◆ GIVEN EXERCISE ◆
Transcribe all the entries word for word, omitting any pictures they contain.

◆ ROWS ◆
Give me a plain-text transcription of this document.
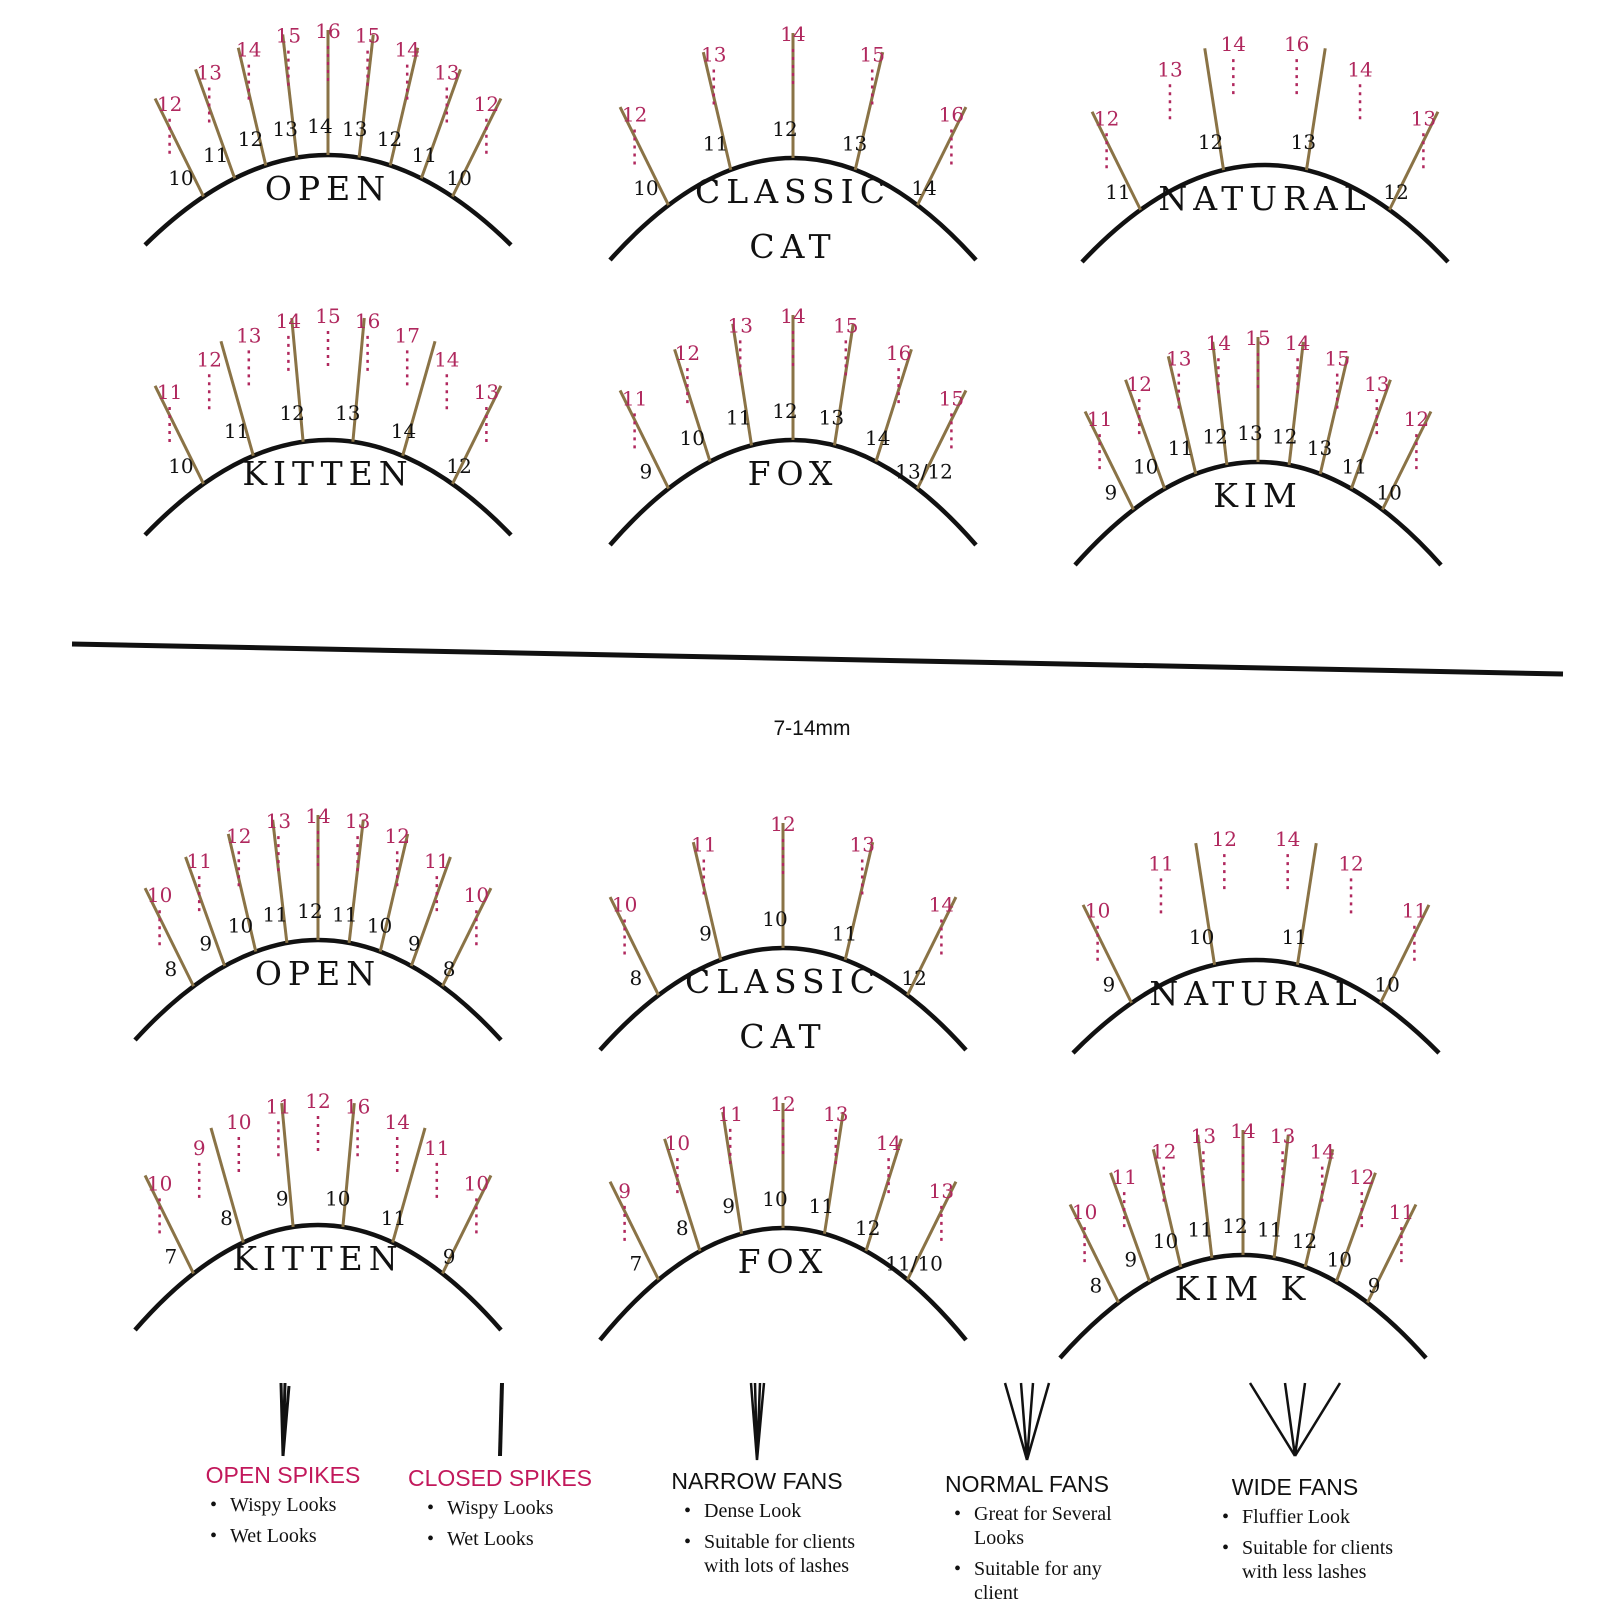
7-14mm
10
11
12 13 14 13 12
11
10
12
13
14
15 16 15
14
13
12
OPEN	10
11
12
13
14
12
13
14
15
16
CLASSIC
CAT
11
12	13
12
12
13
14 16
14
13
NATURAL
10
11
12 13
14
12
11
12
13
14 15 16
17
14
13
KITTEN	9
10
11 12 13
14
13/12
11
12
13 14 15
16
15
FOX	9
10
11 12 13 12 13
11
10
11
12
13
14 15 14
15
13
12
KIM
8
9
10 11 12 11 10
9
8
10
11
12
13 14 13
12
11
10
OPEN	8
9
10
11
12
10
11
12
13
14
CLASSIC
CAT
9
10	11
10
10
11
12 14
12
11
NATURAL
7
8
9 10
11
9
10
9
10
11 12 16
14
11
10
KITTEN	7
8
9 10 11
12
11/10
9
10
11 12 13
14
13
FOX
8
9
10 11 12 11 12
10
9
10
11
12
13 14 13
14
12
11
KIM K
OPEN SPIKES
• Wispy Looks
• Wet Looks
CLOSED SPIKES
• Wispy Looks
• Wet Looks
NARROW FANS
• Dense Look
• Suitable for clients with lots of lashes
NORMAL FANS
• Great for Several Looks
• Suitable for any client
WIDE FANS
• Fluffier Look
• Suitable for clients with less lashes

◆ EXPECTED ANSWER ◆
Give me a plain-text transcription of this document.
7-14mm
10
11
12 13 14 13 12
11
10
12
13
14
15 16 15
14
13
12
OPEN	10
11
12
13
14
12
13
14
15
16
CLASSIC
CAT
11
12	13
12
12
13
14 16
14
13
NATURAL
10
11
12 13
14
12
11
12
13
14 15 16
17
14
13
KITTEN	9
10
11 12 13
14
13/12
11
12
13 14 15
16
15
FOX	9
10
11 12 13 12 13
11
10
11
12
13
14 15 14
15
13
12
KIM
8
9
10 11 12 11 10
9
8
10
11
12
13 14 13
12
11
10
OPEN	8
9
10
11
12
10
11
12
13
14
CLASSIC
CAT
9
10	11
10
10
11
12 14
12
11
NATURAL
7
8
9 10
11
9
10
9
10
11 12 16
14
11
10
KITTEN	7
8
9 10 11
12
11/10
9
10
11 12 13
14
13
FOX
8
9
10 11 12 11 12
10
9
10
11
12
13 14 13
14
12
11
KIM K
OPEN SPIKES
• Wispy Looks
• Wet Looks
CLOSED SPIKES
• Wispy Looks
• Wet Looks
NARROW FANS
• Dense Look
• Suitable for clients with lots of lashes
NORMAL FANS
• Great for Several Looks
• Suitable for any client
WIDE FANS
• Fluffier Look
• Suitable for clients with less lashes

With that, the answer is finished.